Clojure Euler: Problem 001

If we list all the natural numbers below 10 that are multiples of 3 or 5, we get 3, 5, 6 and 9. The sum of these multiples is 23.

Find the sum of all the multiples of 3 or 5 below 1000.


The simplest problem and nothing hard to solve it in standard iterative way (C-style pseudocode):

int s = 0;
for (int i=0; i < 1000; i++) {
  if ((i % 3 == 0) || (i % 5 == 0)) s+=i;

We get result immediately. But loop that changes value of some variable it’s not a functional approach. Let’s rewrite this solution in recursive way in clojure:

(loop [i 0 s 0]
  (if (= i 1000) s
    (if (or (= 0 (mod i 3))
            (= 0 (mod i 5))) (recur (inc i) (+ s i))
                             (recur (inc i) s))))

Just few words what we are doing here:

  1. loop - create binding between names and values in scope of loop body. For now, think about loop like a function definition with two variables i and s along with calling such function with arguments i=0, s=0. i is a loop counter, s is an accumulator variable that holds current sum.
  2. mod - calculates remainder of division two numbers. inc - increment value, similar to (+ i 1).
  3. Recursion base case: if we have i value equals to 1000, then we finished our work and return current accumulator value s. Otherwise,
  4. Recursion step: if current i value is multiply of 3 or multiply of 5, we add counter value to accumulator, increment loop counter and call this function with these new arguments. Otherwise, we just increment value and call function. This way we recursively go back to the first line of function with changed values until we get recursion base condition as true and return accumulator. Recursion call performed by recur.

This can be a bit harder to understand than iterative style, but we have a couple of pros there.

  1. There are no variables. There are values and names bound to that values. That means that we can’t change one value to another inside loop. That’s why we recursively call this function with changed values. Such trick helps to avoid hard-to-spot error-prone situations where iteration counter changed inside the loop.
  2. This is more flexible way than iteration. We can pass as much arguments as we want, move forward-backward, select dynamic iterative step and even select any stop condition.
  3. Safety. We are completely safe that our loop is pure local. It can not change anything outside. All garbage he left was cleared after returning value (Ecologists are very happy!)

Congratulations! Problem solved, but let’s find more elegant way.

We can split our problem into two simpler problems:

  1. Find sum of all multiples of 3 below 1000
  2. Find sum of all multiples of 5 below 1000
  3. Add these two sums

Stop, stop! What about numbers that multiples of 3 and multiples of 5, like 15, 30, 45,...? We add them twice. Good catch. Let’s just subtract them once from total sum:

  1. Find sum of all multiples of 3 below 1000
  2. Find sum of all multiples of 5 below 1000
  3. Find sum of all multiples of 15 below 1000
  4. Add sum 1 to sum 2 and subtract sum 3.

You see the repeated “Find sum of all…“. It’s clear definition of function. Let’s implement it.

Tasks and exercises:
A. Quote the Clojure Euler post word for word, starting at the words "1. There are" and stopping after "are very happy!)".
B. Say whether each statement agrees with the Clojure Euler post, answering yes or no and quoting the deciding words: (i) the natural numbers below 10 that are multiples of 3 or 5 add up to 23; (ii) in the Clojure solution, the recursive call is made by loop; (iii) the refined plan adds the sums of the multiples of 3, 5 and 15.
C. Carry on writing the Clojure Euler post from the point where it stops.

Dataset:

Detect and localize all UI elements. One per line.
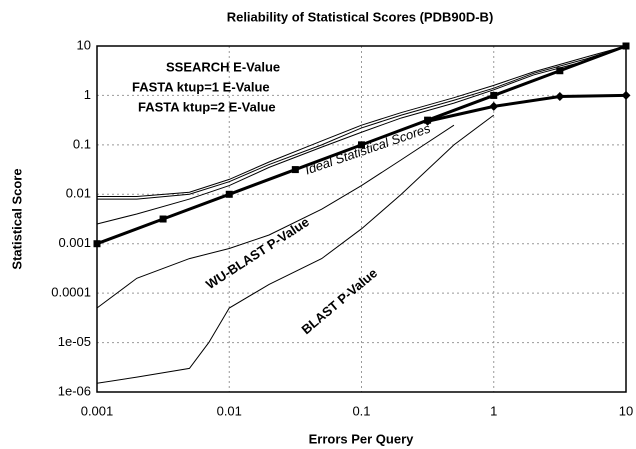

---

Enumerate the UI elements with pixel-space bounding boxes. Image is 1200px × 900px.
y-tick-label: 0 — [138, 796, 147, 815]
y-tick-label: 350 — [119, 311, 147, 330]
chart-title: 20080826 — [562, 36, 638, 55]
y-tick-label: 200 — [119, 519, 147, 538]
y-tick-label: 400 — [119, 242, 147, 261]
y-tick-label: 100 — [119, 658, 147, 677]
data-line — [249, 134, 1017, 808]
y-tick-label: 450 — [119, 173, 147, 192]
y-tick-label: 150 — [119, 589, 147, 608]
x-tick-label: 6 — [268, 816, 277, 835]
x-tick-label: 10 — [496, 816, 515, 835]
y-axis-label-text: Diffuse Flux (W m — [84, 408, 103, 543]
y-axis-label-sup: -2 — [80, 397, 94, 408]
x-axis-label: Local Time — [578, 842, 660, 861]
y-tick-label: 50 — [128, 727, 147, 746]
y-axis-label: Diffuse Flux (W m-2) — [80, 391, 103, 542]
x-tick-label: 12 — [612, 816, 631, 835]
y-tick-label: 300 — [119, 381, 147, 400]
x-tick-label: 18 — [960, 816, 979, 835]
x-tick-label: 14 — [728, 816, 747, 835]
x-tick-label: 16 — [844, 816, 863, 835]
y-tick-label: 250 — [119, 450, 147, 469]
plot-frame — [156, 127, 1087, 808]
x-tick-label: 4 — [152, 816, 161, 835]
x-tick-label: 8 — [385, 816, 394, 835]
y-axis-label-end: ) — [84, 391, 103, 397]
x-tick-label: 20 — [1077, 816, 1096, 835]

...

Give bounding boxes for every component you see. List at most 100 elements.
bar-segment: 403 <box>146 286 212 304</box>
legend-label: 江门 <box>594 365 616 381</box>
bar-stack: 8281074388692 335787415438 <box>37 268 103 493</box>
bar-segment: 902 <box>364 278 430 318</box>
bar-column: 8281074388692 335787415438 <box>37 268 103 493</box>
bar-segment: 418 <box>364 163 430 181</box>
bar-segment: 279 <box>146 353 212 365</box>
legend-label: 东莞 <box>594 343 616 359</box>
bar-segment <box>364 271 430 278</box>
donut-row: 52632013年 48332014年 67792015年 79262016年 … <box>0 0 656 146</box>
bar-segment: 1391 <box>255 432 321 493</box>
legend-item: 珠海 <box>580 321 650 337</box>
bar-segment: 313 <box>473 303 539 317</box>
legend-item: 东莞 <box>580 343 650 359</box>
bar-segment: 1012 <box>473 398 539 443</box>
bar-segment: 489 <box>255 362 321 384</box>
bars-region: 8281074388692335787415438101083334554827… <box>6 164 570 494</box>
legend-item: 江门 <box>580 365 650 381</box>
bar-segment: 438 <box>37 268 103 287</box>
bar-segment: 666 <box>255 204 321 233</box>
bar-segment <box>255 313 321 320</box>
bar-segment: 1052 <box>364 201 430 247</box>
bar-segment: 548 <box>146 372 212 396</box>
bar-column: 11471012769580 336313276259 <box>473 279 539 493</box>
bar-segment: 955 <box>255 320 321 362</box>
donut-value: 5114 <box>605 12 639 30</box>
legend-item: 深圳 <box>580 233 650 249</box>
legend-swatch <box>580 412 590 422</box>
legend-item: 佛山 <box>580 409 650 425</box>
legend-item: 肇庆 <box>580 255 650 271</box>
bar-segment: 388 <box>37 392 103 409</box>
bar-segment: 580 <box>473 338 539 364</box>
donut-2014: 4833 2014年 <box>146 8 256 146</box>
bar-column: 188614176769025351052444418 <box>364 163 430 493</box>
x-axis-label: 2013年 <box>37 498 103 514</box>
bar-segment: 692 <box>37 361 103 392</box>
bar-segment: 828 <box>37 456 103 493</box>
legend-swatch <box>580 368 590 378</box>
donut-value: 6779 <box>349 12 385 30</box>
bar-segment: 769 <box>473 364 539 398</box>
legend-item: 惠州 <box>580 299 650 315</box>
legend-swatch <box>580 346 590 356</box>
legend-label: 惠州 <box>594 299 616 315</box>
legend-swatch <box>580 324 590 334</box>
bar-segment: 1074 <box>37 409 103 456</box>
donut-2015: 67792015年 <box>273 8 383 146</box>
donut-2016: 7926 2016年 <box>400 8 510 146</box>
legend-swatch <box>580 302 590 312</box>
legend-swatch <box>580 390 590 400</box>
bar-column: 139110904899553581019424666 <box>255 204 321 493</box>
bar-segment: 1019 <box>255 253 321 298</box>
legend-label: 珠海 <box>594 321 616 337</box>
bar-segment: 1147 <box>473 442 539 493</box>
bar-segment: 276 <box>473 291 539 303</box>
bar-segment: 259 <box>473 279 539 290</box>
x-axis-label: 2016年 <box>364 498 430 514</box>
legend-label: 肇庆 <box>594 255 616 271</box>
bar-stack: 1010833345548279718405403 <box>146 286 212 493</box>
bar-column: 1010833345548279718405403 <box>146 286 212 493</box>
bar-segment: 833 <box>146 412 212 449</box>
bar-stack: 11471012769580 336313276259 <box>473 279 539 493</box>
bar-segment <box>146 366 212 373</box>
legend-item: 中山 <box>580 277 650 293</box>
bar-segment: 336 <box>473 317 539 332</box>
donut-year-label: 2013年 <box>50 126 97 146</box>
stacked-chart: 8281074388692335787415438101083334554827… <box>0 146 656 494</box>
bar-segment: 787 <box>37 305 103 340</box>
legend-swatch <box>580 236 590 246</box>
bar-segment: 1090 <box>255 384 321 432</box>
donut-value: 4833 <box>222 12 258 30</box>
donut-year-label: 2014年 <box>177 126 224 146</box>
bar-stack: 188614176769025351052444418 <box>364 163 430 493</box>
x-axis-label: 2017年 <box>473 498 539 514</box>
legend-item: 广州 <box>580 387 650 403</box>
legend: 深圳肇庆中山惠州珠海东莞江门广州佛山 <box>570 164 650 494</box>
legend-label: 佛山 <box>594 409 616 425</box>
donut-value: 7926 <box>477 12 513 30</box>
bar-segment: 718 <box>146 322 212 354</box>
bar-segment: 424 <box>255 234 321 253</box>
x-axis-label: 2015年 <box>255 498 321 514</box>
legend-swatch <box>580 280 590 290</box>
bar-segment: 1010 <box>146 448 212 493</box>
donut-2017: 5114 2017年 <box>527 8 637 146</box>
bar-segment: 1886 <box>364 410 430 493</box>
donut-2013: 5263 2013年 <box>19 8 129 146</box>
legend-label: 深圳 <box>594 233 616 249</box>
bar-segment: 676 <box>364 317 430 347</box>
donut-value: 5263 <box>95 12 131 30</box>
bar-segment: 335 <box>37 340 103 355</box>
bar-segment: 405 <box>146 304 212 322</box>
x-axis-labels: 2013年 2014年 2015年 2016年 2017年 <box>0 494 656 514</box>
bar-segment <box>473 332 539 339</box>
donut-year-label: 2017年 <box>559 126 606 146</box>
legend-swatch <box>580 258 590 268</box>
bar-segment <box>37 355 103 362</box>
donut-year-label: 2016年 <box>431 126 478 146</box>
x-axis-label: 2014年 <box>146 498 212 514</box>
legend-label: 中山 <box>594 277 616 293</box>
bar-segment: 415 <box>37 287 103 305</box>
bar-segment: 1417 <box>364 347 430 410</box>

Outputs by task:
A.
1. There are no variables. There are values and names bound to that values. That means that we can’t change one value to another inside loop. That’s why we recursively call this function with changed values. Such trick helps to avoid hard-to-spot error-prone situations where iteration counter changed inside the loop.
  2. This is more flexible way than iteration. We can pass as much arguments as we want, move forward-backward, select dynamic iterative step and even select any stop condition.
  3. Safety. We are completely safe that our loop is pure local. It can not change anything outside. All garbage he left was cleared after returning value (Ecologists are very happy!)

B.
(i) Yes: "The sum of these multiples is 23."
(ii) No: "Recursion call performed by recur."
(iii) No: "Add sum 1 to sum 2 and subtract sum 3."

C.
(defn sum-of [d] (reduce + (range 0 1000 d)))

One line! Excited? Brief description, what we wrote:

  1. defn indicates function definition. We called function sum-of, it accepts one argument d (multiple of what?). As you, probably notice, we do not enforced to specify type of function argument, as well as function returning type. All it’s because clojure is dynamic language. Dynamic languages have pros and cons over static, but we omit their differences. For now.
  2. reduce takes two parameters: function of two arguments and collection, and applies that function to first two values, than to result and next value, again, again, until the end of collection. So, for example (reduce * [2 3 4 5]) calculates (* 2 3) that is 6, calls (reduce * [6 4 5]), then calls (reduce * [24 5]) and finally returns 120.
  3. range function generates list. As you see it takes three parameters, but there are overloaded versions that takes 2, 1 or even 0 values. (range 0 1000 d) start generation from 0, next value will be previous plus d, until we exceed 1000. Exclusively. So, (range 0 10 3) returns (0 3 6 9).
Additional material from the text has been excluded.